- Material provided:
· · · · ·

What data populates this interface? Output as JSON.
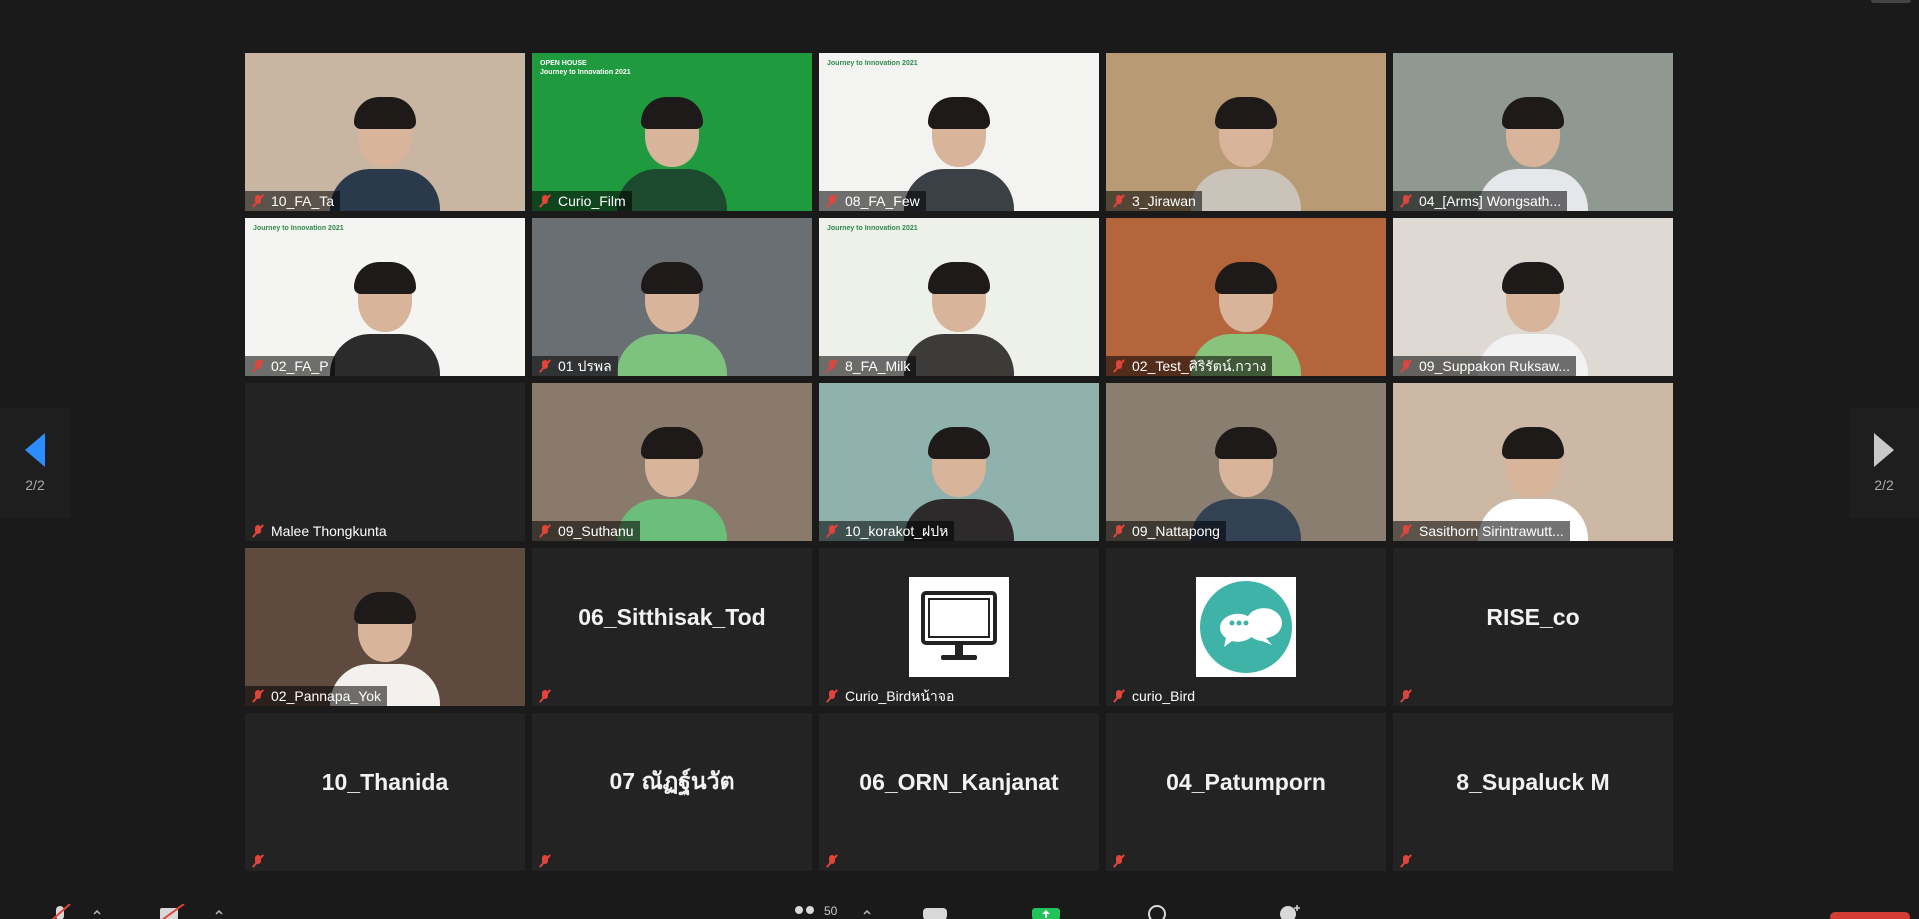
{
  "gallery": {
    "page_indicator": "2/2",
    "tiles": [
      {
        "name": "10_FA_Ta",
        "type": "video",
        "bg": "#c9b6a2",
        "shirt": "#2a3a4c"
      },
      {
        "name": "Curio_Film",
        "type": "video",
        "bg": "#1f9a3f",
        "shirt": "#1c4a2e",
        "overlay_title": "OPEN HOUSE",
        "overlay_subtitle": "Journey to Innovation 2021"
      },
      {
        "name": "08_FA_Few",
        "type": "video",
        "bg": "#f3f4f1",
        "shirt": "#3b3f46",
        "overlay_title": "Journey to Innovation 2021"
      },
      {
        "name": "3_Jirawan",
        "type": "video",
        "bg": "#b89a74",
        "shirt": "#c9c3ba"
      },
      {
        "name": "04_[Arms] Wongsath...",
        "type": "video",
        "bg": "#8f9891",
        "shirt": "#e6e7ea"
      },
      {
        "name": "02_FA_P",
        "type": "video",
        "bg": "#f4f5f2",
        "shirt": "#2b2b2b",
        "overlay_title": "Journey to Innovation 2021"
      },
      {
        "name": "01 ปรพล",
        "type": "video",
        "bg": "#6a6f74",
        "shirt": "#7ec27f"
      },
      {
        "name": "8_FA_Milk",
        "type": "video",
        "bg": "#eef0ea",
        "shirt": "#3d3a3a",
        "overlay_title": "Journey to Innovation 2021"
      },
      {
        "name": "02_Test_ศิริรัตน์.กวาง",
        "type": "video",
        "bg": "#b5653c",
        "shirt": "#8ac47c"
      },
      {
        "name": "09_Suppakon Ruksaw...",
        "type": "video",
        "bg": "#ded9d2",
        "shirt": "#f2f2f2"
      },
      {
        "name": "Malee Thongkunta",
        "type": "blank"
      },
      {
        "name": "09_Suthanu",
        "type": "video",
        "bg": "#8a7a6b",
        "shirt": "#6bbf7a"
      },
      {
        "name": "10_korakot_ฝปห",
        "type": "video",
        "bg": "#8fb2ad",
        "shirt": "#2c2a2a"
      },
      {
        "name": "09_Nattapong",
        "type": "video",
        "bg": "#8a7e70",
        "shirt": "#334154"
      },
      {
        "name": "Sasithorn Sirintrawutt...",
        "type": "video",
        "bg": "#cdb8a6",
        "shirt": "#ffffff"
      },
      {
        "name": "02_Pannapa_Yok",
        "type": "video",
        "bg": "#5e4a3e",
        "shirt": "#f3f1ee"
      },
      {
        "name": "",
        "type": "name",
        "display": "06_Sitthisak_Tod"
      },
      {
        "name": "Curio_Birdหน้าจอ",
        "type": "avatar",
        "avatar_icon": "monitor-icon"
      },
      {
        "name": "curio_Bird",
        "type": "avatar",
        "avatar_icon": "chat-bubbles-icon"
      },
      {
        "name": "",
        "type": "name",
        "display": "RISE_co"
      },
      {
        "name": "",
        "type": "name",
        "display": "10_Thanida"
      },
      {
        "name": "",
        "type": "name",
        "display": "07 ณัฏฐ์นวัต"
      },
      {
        "name": "",
        "type": "name",
        "display": "06_ORN_Kanjanat"
      },
      {
        "name": "",
        "type": "name",
        "display": "04_Patumporn"
      },
      {
        "name": "",
        "type": "name",
        "display": "8_Supaluck M"
      }
    ]
  },
  "toolbar": {
    "participants_count": "50"
  },
  "colors": {
    "background": "#1a1a1a",
    "tile": "#232323",
    "muted_icon": "#e0453b",
    "nav_active": "#2d8cff",
    "end_button": "#d23c32"
  }
}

· · · · ·

Write out each line of the data exactly; the images should be left out.

What data populates this interface? Output as JSON.
{
  "gallery": {
    "page_indicator": "2/2",
    "tiles": [
      {
        "name": "10_FA_Ta",
        "type": "video",
        "bg": "#c9b6a2",
        "shirt": "#2a3a4c"
      },
      {
        "name": "Curio_Film",
        "type": "video",
        "bg": "#1f9a3f",
        "shirt": "#1c4a2e",
        "overlay_title": "OPEN HOUSE",
        "overlay_subtitle": "Journey to Innovation 2021"
      },
      {
        "name": "08_FA_Few",
        "type": "video",
        "bg": "#f3f4f1",
        "shirt": "#3b3f46",
        "overlay_title": "Journey to Innovation 2021"
      },
      {
        "name": "3_Jirawan",
        "type": "video",
        "bg": "#b89a74",
        "shirt": "#c9c3ba"
      },
      {
        "name": "04_[Arms] Wongsath...",
        "type": "video",
        "bg": "#8f9891",
        "shirt": "#e6e7ea"
      },
      {
        "name": "02_FA_P",
        "type": "video",
        "bg": "#f4f5f2",
        "shirt": "#2b2b2b",
        "overlay_title": "Journey to Innovation 2021"
      },
      {
        "name": "01 ปรพล",
        "type": "video",
        "bg": "#6a6f74",
        "shirt": "#7ec27f"
      },
      {
        "name": "8_FA_Milk",
        "type": "video",
        "bg": "#eef0ea",
        "shirt": "#3d3a3a",
        "overlay_title": "Journey to Innovation 2021"
      },
      {
        "name": "02_Test_ศิริรัตน์.กวาง",
        "type": "video",
        "bg": "#b5653c",
        "shirt": "#8ac47c"
      },
      {
        "name": "09_Suppakon Ruksaw...",
        "type": "video",
        "bg": "#ded9d2",
        "shirt": "#f2f2f2"
      },
      {
        "name": "Malee Thongkunta",
        "type": "blank"
      },
      {
        "name": "09_Suthanu",
        "type": "video",
        "bg": "#8a7a6b",
        "shirt": "#6bbf7a"
      },
      {
        "name": "10_korakot_ฝปห",
        "type": "video",
        "bg": "#8fb2ad",
        "shirt": "#2c2a2a"
      },
      {
        "name": "09_Nattapong",
        "type": "video",
        "bg": "#8a7e70",
        "shirt": "#334154"
      },
      {
        "name": "Sasithorn Sirintrawutt...",
        "type": "video",
        "bg": "#cdb8a6",
        "shirt": "#ffffff"
      },
      {
        "name": "02_Pannapa_Yok",
        "type": "video",
        "bg": "#5e4a3e",
        "shirt": "#f3f1ee"
      },
      {
        "name": "",
        "type": "name",
        "display": "06_Sitthisak_Tod"
      },
      {
        "name": "Curio_Birdหน้าจอ",
        "type": "avatar",
        "avatar_icon": "monitor-icon"
      },
      {
        "name": "curio_Bird",
        "type": "avatar",
        "avatar_icon": "chat-bubbles-icon"
      },
      {
        "name": "",
        "type": "name",
        "display": "RISE_co"
      },
      {
        "name": "",
        "type": "name",
        "display": "10_Thanida"
      },
      {
        "name": "",
        "type": "name",
        "display": "07 ณัฏฐ์นวัต"
      },
      {
        "name": "",
        "type": "name",
        "display": "06_ORN_Kanjanat"
      },
      {
        "name": "",
        "type": "name",
        "display": "04_Patumporn"
      },
      {
        "name": "",
        "type": "name",
        "display": "8_Supaluck M"
      }
    ]
  },
  "toolbar": {
    "participants_count": "50"
  },
  "colors": {
    "background": "#1a1a1a",
    "tile": "#232323",
    "muted_icon": "#e0453b",
    "nav_active": "#2d8cff",
    "end_button": "#d23c32"
  }
}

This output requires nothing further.